Les modèles précliniques montrent que l'inhibition d'EZH2 peut bloquer la transdifférenciation, bien que l'activité en monothérapie dans le NEPC soit limitée, ce qui soutient les stratégies d'association avec une thérapie dirigée contre l'AR.
Preuves cliniques de l'inhibition de PRC2/EZH2 dans le mCRPC
Une étude randomisée de phase 2 a évalué l'inhibiteur d'EZH2 mevrométostat plus enzalutamide par rapport à l'enzalutamide seul chez des patients atteints de mCRPC antérieurement traités par abiratérone.
- Un total de 81 patients présentant une progression selon les critères PCWG3 ont été recrutés, avec l'autorisation d'avoir reçu ≤1 protocole de chimiothérapie antérieur. Tous recevaient un traitement de suppression androgénique en cours.
- Les caractéristiques de base étaient équilibrées, avec près de la moitié des patients ayant déjà été exposés aux taxanes.
Résultats d'efficacité (suivi médian de 9,6 mois) :
- Survie sans progression (PFS - de l’anglais Progression-Free Survival) radiographique: 14,3 mois avec l'association mevrométostat + enzalutamide contre 6,2 mois avec l'enzalutamide seul (rapport de risque 0,51 ; réduction de 49 % du risque de progression).
- Taux de réponse objective: 26,7 % avec l'association contre 14,3 % avec l'enzalutamide seul.

--------------------------------

### Exercices
**A)** Recopiez le passage du texte fourni qui va de « Résultats d'efficacité (suivi » à « risque de progression). ».
**B)** Résumez le texte fourni en deux phrases.
**C)** Selon le texte fourni, sur quels constats s'appuient les stratégies d'association avec une thérapie dirigée contre l'AR ? Répondez en une ou deux phrases.

--------------------------------

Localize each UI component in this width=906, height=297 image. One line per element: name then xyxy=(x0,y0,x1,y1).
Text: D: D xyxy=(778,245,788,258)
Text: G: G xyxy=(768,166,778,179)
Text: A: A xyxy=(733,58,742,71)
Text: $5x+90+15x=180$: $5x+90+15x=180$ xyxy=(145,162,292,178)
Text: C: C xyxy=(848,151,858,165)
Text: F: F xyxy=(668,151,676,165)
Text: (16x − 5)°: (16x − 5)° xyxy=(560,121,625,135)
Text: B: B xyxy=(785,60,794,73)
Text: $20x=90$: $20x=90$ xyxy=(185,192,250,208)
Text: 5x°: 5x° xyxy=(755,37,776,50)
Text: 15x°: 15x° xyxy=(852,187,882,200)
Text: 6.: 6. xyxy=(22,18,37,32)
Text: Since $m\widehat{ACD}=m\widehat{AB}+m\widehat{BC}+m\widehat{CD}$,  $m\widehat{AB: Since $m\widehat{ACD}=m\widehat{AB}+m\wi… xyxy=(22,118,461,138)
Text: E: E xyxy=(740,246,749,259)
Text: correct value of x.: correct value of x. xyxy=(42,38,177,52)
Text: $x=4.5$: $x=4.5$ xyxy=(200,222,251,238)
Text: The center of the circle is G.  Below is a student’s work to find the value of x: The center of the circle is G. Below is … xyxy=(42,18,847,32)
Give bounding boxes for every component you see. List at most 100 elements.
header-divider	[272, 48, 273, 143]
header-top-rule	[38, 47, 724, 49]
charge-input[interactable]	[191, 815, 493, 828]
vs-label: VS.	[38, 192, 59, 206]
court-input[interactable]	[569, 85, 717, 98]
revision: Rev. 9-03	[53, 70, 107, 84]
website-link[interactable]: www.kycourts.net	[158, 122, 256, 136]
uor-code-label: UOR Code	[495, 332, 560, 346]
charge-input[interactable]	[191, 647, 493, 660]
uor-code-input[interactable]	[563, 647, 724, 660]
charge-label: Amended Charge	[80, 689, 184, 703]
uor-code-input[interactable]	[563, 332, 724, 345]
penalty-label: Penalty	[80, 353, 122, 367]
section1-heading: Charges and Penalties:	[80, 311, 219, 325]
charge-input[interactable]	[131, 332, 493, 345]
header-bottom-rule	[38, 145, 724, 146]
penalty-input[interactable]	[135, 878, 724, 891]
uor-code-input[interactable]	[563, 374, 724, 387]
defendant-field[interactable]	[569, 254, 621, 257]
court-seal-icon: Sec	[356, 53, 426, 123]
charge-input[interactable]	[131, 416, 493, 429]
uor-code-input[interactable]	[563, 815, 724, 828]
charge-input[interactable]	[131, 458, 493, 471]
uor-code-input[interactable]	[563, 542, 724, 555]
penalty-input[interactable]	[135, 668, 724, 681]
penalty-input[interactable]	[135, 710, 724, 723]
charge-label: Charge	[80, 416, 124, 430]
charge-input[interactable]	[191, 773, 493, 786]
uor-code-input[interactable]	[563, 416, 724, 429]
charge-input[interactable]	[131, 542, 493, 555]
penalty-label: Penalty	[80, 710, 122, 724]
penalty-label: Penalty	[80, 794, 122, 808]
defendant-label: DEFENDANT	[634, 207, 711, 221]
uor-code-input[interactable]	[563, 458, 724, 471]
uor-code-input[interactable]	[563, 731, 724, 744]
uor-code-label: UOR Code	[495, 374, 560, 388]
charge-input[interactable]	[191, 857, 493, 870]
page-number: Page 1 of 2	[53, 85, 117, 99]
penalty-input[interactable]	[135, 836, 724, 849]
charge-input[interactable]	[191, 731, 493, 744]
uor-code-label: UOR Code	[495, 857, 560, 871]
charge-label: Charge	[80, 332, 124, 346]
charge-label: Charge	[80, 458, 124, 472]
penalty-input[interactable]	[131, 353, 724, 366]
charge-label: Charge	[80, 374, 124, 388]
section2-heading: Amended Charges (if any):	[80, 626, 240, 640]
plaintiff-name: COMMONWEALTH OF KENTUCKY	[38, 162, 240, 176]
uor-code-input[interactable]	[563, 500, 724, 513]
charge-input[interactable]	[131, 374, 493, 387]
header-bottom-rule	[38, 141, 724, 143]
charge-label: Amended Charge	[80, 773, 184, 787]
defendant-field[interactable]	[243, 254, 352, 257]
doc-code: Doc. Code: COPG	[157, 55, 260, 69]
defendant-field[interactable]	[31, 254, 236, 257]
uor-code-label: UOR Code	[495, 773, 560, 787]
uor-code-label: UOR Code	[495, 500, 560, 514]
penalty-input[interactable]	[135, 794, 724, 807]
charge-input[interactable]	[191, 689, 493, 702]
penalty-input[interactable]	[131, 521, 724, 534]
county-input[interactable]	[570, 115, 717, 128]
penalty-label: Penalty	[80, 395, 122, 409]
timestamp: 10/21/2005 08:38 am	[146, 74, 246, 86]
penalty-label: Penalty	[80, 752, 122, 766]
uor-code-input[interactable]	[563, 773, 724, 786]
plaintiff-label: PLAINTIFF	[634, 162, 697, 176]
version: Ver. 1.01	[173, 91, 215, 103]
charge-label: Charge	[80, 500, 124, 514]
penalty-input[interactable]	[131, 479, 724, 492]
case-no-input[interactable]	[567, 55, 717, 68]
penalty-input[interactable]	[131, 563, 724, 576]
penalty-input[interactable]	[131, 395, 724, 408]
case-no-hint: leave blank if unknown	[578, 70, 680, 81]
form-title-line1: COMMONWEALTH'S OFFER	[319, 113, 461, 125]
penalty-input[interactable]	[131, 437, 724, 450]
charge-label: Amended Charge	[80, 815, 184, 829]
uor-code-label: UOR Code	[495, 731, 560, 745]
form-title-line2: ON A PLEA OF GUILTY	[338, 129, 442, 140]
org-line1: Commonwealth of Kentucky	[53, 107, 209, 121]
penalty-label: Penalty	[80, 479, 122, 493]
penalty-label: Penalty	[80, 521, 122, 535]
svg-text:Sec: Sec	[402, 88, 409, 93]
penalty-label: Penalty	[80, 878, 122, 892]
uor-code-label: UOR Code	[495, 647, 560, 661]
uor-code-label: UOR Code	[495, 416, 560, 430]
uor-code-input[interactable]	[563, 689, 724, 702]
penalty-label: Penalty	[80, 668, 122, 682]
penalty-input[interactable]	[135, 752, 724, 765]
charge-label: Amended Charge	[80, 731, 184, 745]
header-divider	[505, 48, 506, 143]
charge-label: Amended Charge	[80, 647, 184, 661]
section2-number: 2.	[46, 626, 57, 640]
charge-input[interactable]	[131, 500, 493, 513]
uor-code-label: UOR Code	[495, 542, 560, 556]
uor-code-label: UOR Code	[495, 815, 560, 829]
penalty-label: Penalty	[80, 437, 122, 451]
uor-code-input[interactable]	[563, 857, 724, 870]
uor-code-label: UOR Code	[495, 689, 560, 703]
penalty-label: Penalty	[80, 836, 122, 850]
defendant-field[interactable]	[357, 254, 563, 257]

--------------------------------

### Corrigés
**A)**
Résultats d'efficacité (suivi médian de 9,6 mois) :
- Survie sans progression (PFS - de l’anglais Progression-Free Survival) radiographique: 14,3 mois avec l'association mevrométostat + enzalutamide contre 6,2 mois avec l'enzalutamide seul (rapport de risque 0,51 ; réduction de 49 % du risque de progression).

**B)** Une étude randomisée de phase 2 a comparé le mevrométostat associé à l'enzalutamide à l'enzalutamide seul chez 81 patients atteints de mCRPC antérieurement traités par abiratérone. Après un suivi médian de 9,6 mois, l'association a porté la survie sans progression radiographique à 14,3 mois, contre 6,2 mois avec l'enzalutamide seul, et le taux de réponse objective à 26,7 %, contre 14,3 %.

**C)** D'après les modèles précliniques, l'inhibition d'EZH2 peut bloquer la transdifférenciation, mais son activité en monothérapie dans le NEPC reste limitée. Ces deux constats soutiennent l'association avec une thérapie dirigée contre l'AR.